** start Dataset excerpts **

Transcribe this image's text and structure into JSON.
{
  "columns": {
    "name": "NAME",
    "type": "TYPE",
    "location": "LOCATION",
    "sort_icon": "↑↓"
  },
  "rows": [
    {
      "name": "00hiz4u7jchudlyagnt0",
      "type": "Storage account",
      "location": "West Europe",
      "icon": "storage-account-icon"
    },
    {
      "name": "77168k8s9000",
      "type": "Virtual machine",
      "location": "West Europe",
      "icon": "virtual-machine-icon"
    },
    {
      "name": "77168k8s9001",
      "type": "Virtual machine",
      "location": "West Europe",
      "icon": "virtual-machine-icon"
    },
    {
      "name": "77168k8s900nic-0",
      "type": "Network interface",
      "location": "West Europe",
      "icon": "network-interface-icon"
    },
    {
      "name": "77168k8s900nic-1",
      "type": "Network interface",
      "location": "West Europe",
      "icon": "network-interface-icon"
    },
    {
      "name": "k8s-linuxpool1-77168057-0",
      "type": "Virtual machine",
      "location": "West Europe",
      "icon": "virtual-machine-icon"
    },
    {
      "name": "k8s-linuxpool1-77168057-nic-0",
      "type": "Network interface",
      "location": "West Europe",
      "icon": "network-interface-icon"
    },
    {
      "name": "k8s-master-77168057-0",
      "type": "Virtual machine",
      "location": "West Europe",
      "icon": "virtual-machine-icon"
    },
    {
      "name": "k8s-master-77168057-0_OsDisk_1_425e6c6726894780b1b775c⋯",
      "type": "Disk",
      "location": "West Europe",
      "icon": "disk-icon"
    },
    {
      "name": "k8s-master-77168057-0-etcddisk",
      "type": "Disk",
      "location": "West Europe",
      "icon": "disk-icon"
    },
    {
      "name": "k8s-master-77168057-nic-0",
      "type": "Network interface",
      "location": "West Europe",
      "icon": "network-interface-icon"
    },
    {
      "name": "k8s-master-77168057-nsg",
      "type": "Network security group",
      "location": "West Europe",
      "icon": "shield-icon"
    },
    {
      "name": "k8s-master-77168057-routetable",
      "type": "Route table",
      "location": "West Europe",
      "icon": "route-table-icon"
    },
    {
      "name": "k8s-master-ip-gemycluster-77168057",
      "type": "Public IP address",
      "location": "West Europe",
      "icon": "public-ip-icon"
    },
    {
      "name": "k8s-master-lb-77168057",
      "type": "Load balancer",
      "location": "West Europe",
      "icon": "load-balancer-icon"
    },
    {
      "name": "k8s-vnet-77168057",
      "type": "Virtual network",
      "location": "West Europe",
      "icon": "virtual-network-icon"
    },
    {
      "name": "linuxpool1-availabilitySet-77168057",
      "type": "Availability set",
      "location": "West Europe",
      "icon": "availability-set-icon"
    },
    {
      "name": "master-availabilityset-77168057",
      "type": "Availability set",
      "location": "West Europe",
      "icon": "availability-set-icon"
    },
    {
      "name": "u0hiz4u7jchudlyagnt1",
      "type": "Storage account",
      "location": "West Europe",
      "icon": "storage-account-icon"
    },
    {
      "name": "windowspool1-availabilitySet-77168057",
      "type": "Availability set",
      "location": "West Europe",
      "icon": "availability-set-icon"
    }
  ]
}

** end Dataset excerpts **

Restate each entry exactly, skipping none.

→ Solution
Transcribe this image's text and structure into JSON.
{
  "columns": {
    "name": "NAME",
    "type": "TYPE",
    "location": "LOCATION",
    "sort_icon": "↑↓"
  },
  "rows": [
    {
      "name": "00hiz4u7jchudlyagnt0",
      "type": "Storage account",
      "location": "West Europe",
      "icon": "storage-account-icon"
    },
    {
      "name": "77168k8s9000",
      "type": "Virtual machine",
      "location": "West Europe",
      "icon": "virtual-machine-icon"
    },
    {
      "name": "77168k8s9001",
      "type": "Virtual machine",
      "location": "West Europe",
      "icon": "virtual-machine-icon"
    },
    {
      "name": "77168k8s900nic-0",
      "type": "Network interface",
      "location": "West Europe",
      "icon": "network-interface-icon"
    },
    {
      "name": "77168k8s900nic-1",
      "type": "Network interface",
      "location": "West Europe",
      "icon": "network-interface-icon"
    },
    {
      "name": "k8s-linuxpool1-77168057-0",
      "type": "Virtual machine",
      "location": "West Europe",
      "icon": "virtual-machine-icon"
    },
    {
      "name": "k8s-linuxpool1-77168057-nic-0",
      "type": "Network interface",
      "location": "West Europe",
      "icon": "network-interface-icon"
    },
    {
      "name": "k8s-master-77168057-0",
      "type": "Virtual machine",
      "location": "West Europe",
      "icon": "virtual-machine-icon"
    },
    {
      "name": "k8s-master-77168057-0_OsDisk_1_425e6c6726894780b1b775c⋯",
      "type": "Disk",
      "location": "West Europe",
      "icon": "disk-icon"
    },
    {
      "name": "k8s-master-77168057-0-etcddisk",
      "type": "Disk",
      "location": "West Europe",
      "icon": "disk-icon"
    },
    {
      "name": "k8s-master-77168057-nic-0",
      "type": "Network interface",
      "location": "West Europe",
      "icon": "network-interface-icon"
    },
    {
      "name": "k8s-master-77168057-nsg",
      "type": "Network security group",
      "location": "West Europe",
      "icon": "shield-icon"
    },
    {
      "name": "k8s-master-77168057-routetable",
      "type": "Route table",
      "location": "West Europe",
      "icon": "route-table-icon"
    },
    {
      "name": "k8s-master-ip-gemycluster-77168057",
      "type": "Public IP address",
      "location": "West Europe",
      "icon": "public-ip-icon"
    },
    {
      "name": "k8s-master-lb-77168057",
      "type": "Load balancer",
      "location": "West Europe",
      "icon": "load-balancer-icon"
    },
    {
      "name": "k8s-vnet-77168057",
      "type": "Virtual network",
      "location": "West Europe",
      "icon": "virtual-network-icon"
    },
    {
      "name": "linuxpool1-availabilitySet-77168057",
      "type": "Availability set",
      "location": "West Europe",
      "icon": "availability-set-icon"
    },
    {
      "name": "master-availabilityset-77168057",
      "type": "Availability set",
      "location": "West Europe",
      "icon": "availability-set-icon"
    },
    {
      "name": "u0hiz4u7jchudlyagnt1",
      "type": "Storage account",
      "location": "West Europe",
      "icon": "storage-account-icon"
    },
    {
      "name": "windowspool1-availabilitySet-77168057",
      "type": "Availability set",
      "location": "West Europe",
      "icon": "availability-set-icon"
    }
  ]
}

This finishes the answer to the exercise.